begin GIVEN RECORDS

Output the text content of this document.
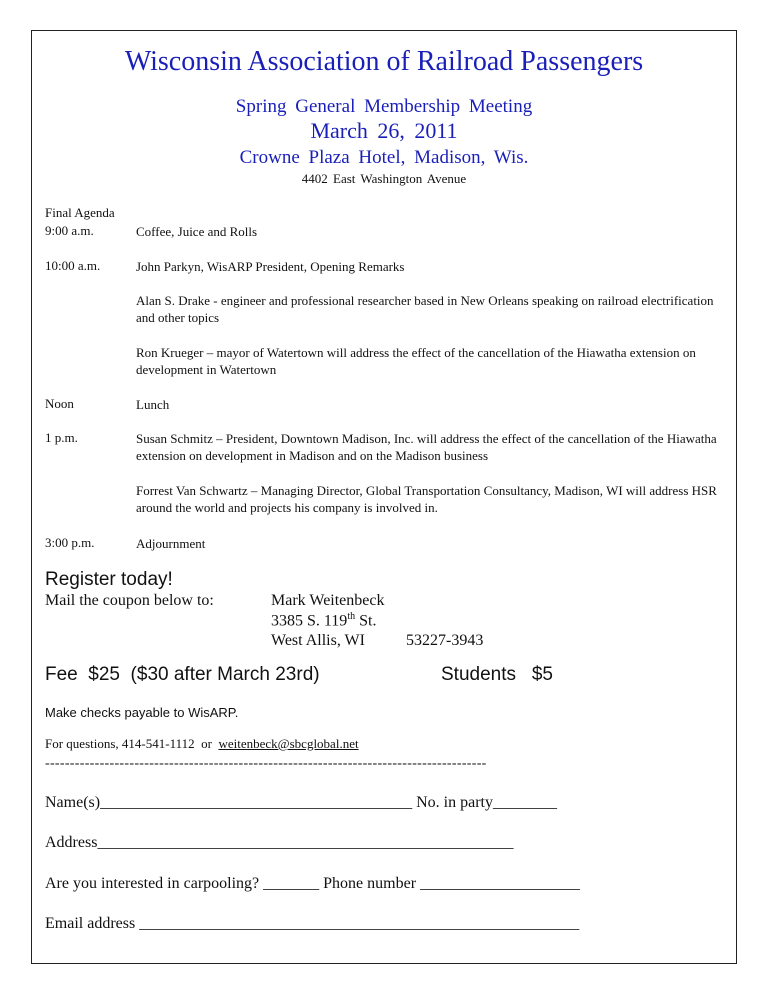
Wisconsin Association of Railroad Passengers
Spring General Membership Meeting
March 26, 2011
Crowne Plaza Hotel, Madison, Wis.
4402 East Washington Avenue
Final Agenda
9:00 a.m.	Coffee, Juice and Rolls
10:00 a.m.	John Parkyn, WisARP President, Opening Remarks
Alan S. Drake - engineer and professional researcher based in New Orleans speaking on railroad electrification and other topics
Ron Krueger – mayor of Watertown will address the effect of the cancellation of the Hiawatha extension on development in Watertown
Noon	Lunch
1 p.m.	Susan Schmitz – President, Downtown Madison, Inc. will address the effect of the cancellation of the Hiawatha extension on development in Madison and on the Madison business
Forrest Van Schwartz – Managing Director, Global Transportation Consultancy, Madison, WI will address HSR around the world and projects his company is involved in.
3:00 p.m.	Adjournment
Register today!
Mail the coupon below to:	Mark Weitenbeck
3385 S. 119th St.
West Allis, WI	53227-3943
Fee  $25  ($30 after March 23rd)	Students   $5
Make checks payable to WisARP.
For questions, 414-541-1112  or weitenbeck@sbcglobal.net
-----------------------------------------------------------------------------------------
Name(s)_______________________________________ No. in party________
Address____________________________________________________
Are you interested in carpooling? _______ Phone number ____________________
Email address _______________________________________________________
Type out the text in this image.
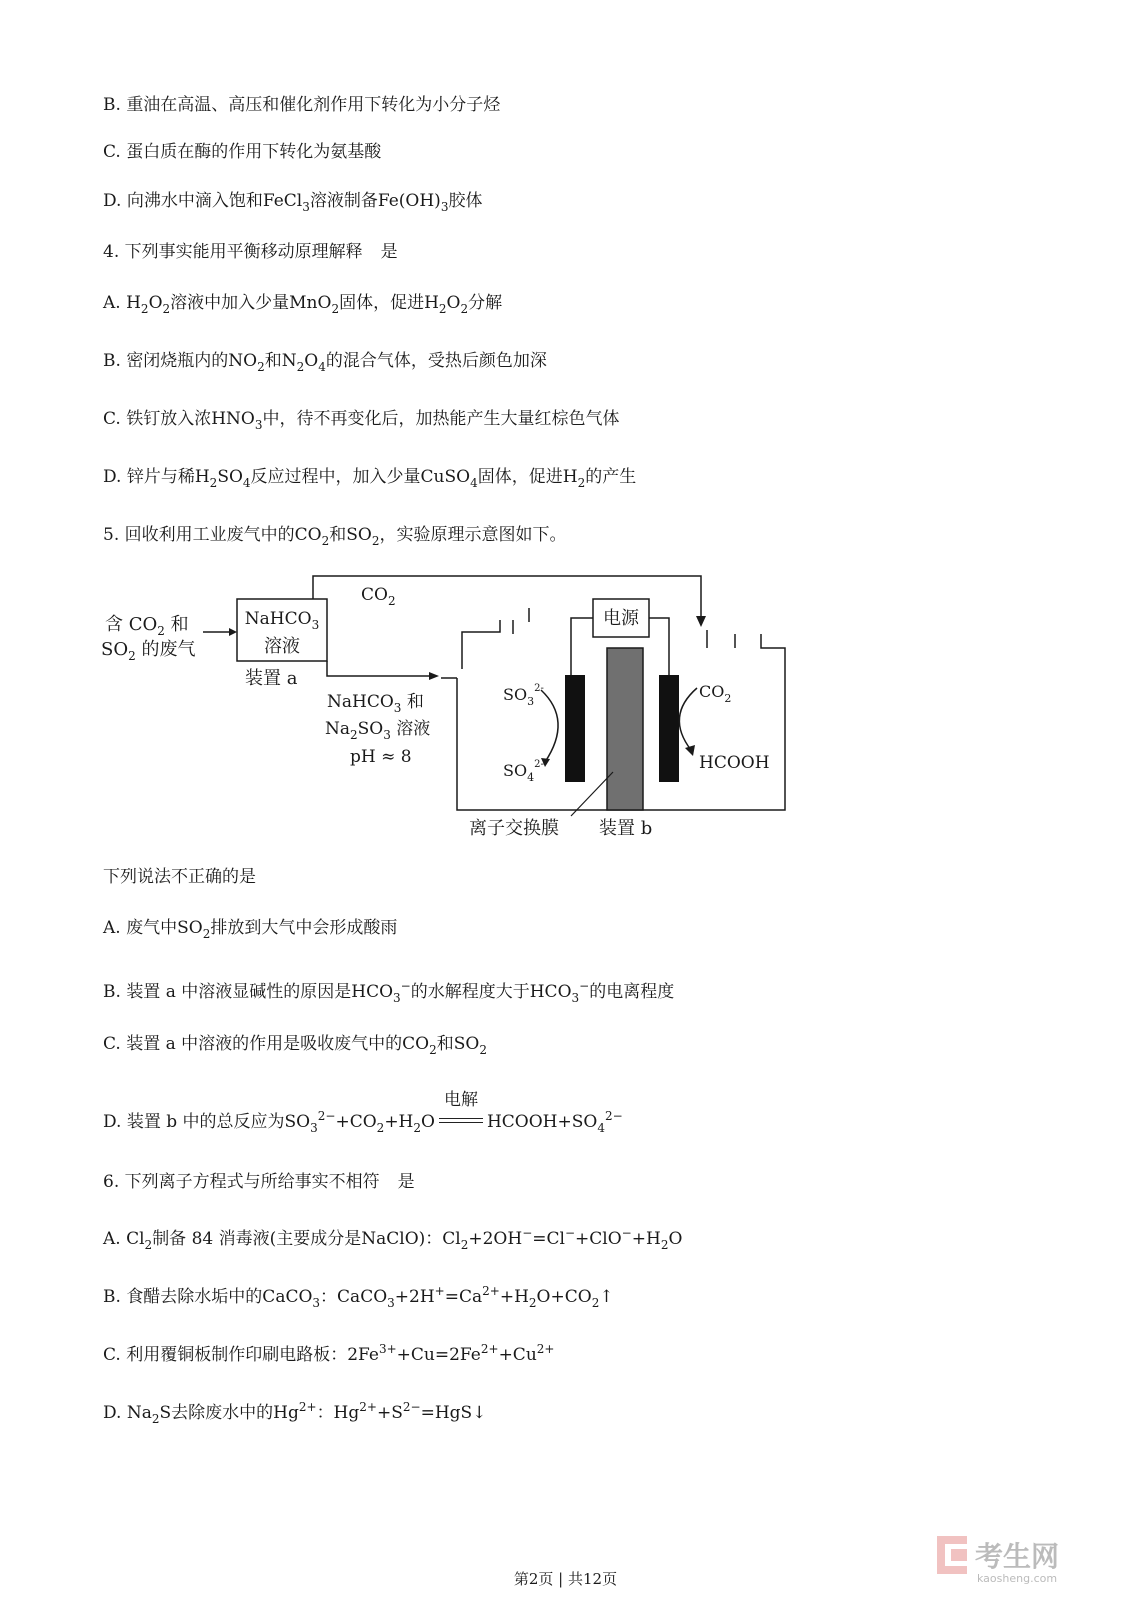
B. 重油在高温、高压和催化剂作用下转化为小分子烃
C. 蛋白质在酶的作用下转化为氨基酸
D. 向沸水中滴入饱和FeCl$_3$溶液制备$Fe(OH)_3$胶体
4. 下列事实能用平衡移动原理解释 是
A. $H_2O_2$溶液中加入少量MnO$_2$固体，促进$H_2O_2$分解
B. 密闭烧瓶内的$NO_2$和$N_2O_4$的混合气体，受热后颜色加深
C. 铁钉放入浓$HNO_3$中，待不再变化后，加热能产生大量红棕色气体
D. 锌片与稀$H_2SO_4$反应过程中，加入少量CuSO$_4$固体，促进$H_2$的产生
5. 回收利用工业废气中的$CO_2$和$SO_2$，实验原理示意图如下。
含 $CO_2$ 和
$SO_2$ 的废气
NaHCO$_3$
溶液
装置 a
$CO_2$
NaHCO$_3$ 和
$Na_2SO_3$ 溶液
pH ≈ 8
电源
$SO_3^{2-}$
$SO_4^{2-}$
$CO_2$
HCOOH
离子交换膜 装置 b
下列说法不正确的是
A. 废气中$SO_2$排放到大气中会形成酸雨
B. 装置 a 中溶液显碱性的原因是$HCO_3^-$的水解程度大于$HCO_3^-$的电离程度
C. 装置 a 中溶液的作用是吸收废气中的$CO_2$和$SO_2$
D. 装置 b 中的总反应为$SO_3^{2-}+CO_2+H_2O$
电解
$HCOOH+SO_4^{2-}$
6. 下列离子方程式与所给事实不相符 是
A. $Cl_2$制备 84 消毒液(主要成分是NaClO)：$Cl_2+2OH^-=Cl^-+ClO^-+H_2O$
B. 食醋去除水垢中的CaCO$_3$：$CaCO_3+2H^+=Ca^{2+}+H_2O+CO_2↑$
C. 利用覆铜板制作印刷电路板：$2Fe^{3+}+Cu=2Fe^{2+}+Cu^{2+}$
D. $Na_2S$去除废水中的$Hg^{2+}$：$Hg^{2+}+S^{2-}=HgS↓$
考生网
kaosheng.com
第2页 | 共12页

end GIVEN RECORDS

PROBLEM REQUIREMENTS: Report how many lines of the data hold the string "Madison"; give only the number.

RESULT OF THE EXERCISE: 3